[start]

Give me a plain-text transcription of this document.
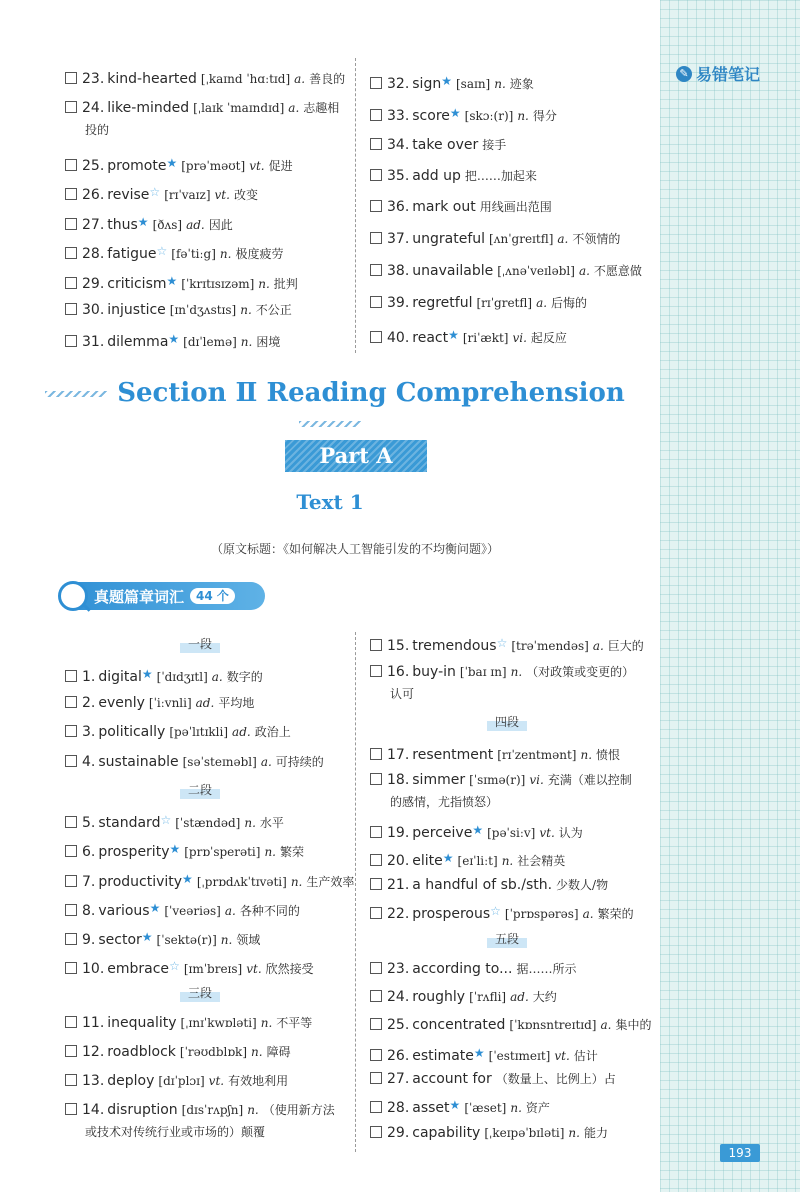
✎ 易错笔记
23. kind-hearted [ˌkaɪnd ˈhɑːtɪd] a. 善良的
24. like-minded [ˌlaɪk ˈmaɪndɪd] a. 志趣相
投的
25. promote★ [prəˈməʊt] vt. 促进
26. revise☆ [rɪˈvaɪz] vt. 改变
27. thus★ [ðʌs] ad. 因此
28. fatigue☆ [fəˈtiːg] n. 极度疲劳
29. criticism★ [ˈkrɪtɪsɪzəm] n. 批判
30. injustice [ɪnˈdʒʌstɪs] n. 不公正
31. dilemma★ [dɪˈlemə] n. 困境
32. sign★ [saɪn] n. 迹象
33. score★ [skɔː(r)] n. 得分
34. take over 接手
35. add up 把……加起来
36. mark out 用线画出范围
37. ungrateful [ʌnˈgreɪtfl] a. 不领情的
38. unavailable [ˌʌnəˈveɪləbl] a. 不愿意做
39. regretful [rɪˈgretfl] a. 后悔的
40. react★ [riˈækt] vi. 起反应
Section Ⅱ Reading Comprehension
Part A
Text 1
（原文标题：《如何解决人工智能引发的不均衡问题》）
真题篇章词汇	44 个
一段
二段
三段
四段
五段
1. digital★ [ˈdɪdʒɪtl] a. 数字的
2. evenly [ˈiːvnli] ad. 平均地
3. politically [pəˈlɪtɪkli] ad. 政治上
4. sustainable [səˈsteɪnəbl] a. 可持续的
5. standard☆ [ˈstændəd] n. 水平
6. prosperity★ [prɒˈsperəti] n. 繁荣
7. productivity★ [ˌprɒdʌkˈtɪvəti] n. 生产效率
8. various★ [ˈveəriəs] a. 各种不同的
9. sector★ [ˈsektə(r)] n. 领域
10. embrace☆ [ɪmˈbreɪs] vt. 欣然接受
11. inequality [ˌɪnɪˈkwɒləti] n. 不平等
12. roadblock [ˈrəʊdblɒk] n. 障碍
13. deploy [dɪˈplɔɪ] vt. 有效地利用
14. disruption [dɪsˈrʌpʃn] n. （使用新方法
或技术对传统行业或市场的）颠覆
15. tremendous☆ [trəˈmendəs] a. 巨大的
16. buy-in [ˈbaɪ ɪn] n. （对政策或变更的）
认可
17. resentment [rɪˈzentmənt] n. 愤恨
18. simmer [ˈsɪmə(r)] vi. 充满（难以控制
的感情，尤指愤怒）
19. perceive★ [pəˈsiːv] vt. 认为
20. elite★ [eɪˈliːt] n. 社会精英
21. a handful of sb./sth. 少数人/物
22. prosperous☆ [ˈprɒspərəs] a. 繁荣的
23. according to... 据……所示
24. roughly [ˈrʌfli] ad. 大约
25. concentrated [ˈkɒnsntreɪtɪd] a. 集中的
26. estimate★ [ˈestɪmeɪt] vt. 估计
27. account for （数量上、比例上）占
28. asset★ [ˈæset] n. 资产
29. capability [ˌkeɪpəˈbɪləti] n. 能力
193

[end]
[start]

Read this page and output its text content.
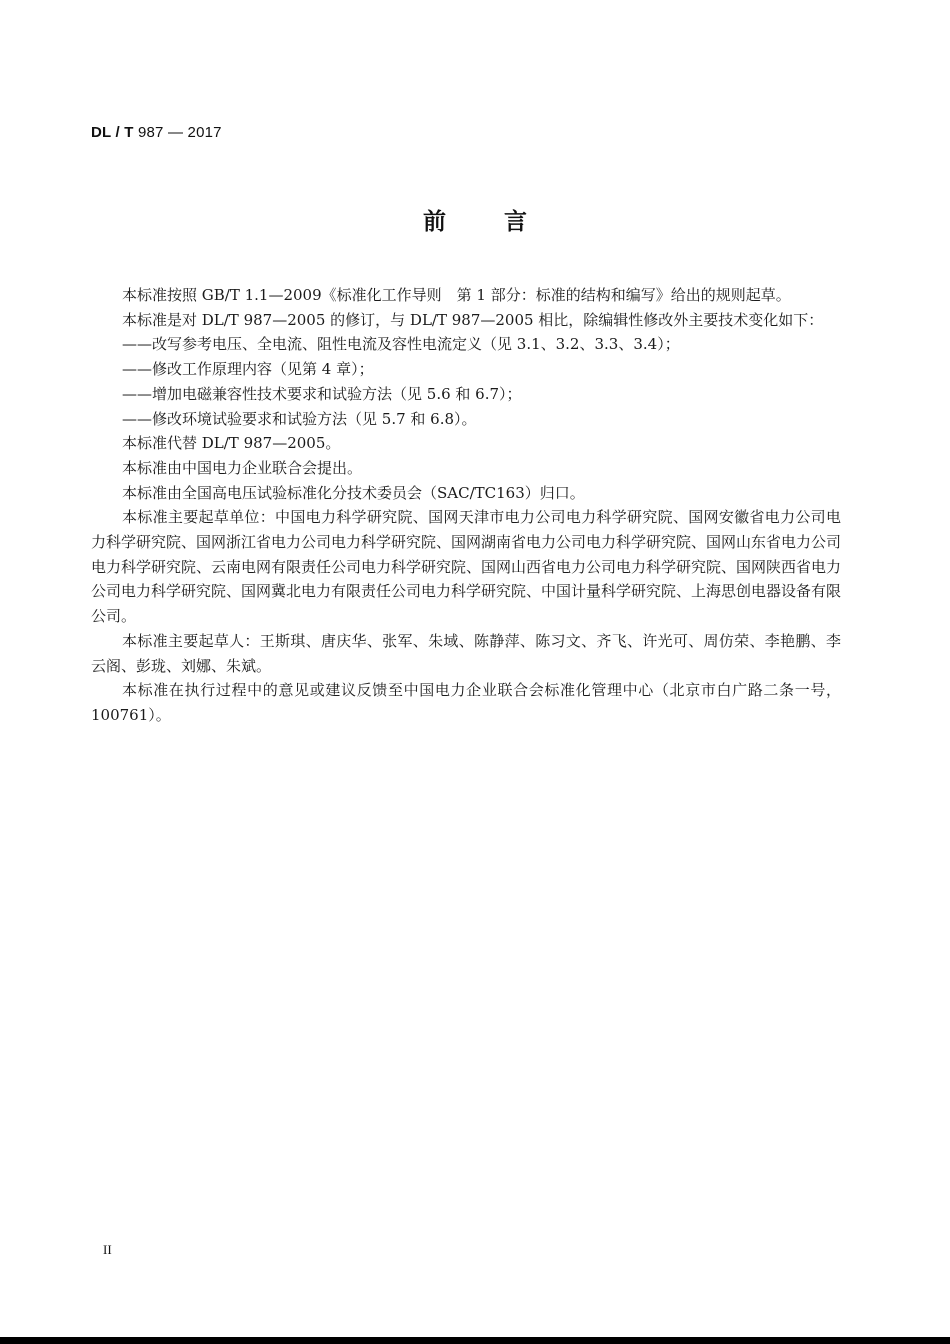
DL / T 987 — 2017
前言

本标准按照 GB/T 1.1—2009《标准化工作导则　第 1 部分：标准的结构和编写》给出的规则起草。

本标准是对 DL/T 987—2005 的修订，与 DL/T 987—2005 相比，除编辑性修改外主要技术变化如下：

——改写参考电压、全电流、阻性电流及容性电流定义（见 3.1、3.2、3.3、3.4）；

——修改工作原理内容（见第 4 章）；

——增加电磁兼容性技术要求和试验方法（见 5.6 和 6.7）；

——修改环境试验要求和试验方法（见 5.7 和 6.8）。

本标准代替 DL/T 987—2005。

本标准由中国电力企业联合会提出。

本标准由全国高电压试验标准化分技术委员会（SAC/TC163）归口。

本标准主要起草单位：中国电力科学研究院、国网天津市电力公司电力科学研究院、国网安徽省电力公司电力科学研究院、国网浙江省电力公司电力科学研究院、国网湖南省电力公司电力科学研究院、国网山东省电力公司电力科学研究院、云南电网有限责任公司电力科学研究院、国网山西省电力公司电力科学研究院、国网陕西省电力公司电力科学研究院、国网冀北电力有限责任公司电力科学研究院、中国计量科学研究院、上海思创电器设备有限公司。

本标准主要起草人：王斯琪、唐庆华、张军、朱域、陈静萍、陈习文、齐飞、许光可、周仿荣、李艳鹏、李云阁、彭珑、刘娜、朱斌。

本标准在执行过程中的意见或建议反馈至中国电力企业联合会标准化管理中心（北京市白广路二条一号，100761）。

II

[end]

- **Your instructions**
Identify how many lines in the entries above include the string "this", then state that number alone.

- **Final answer**
2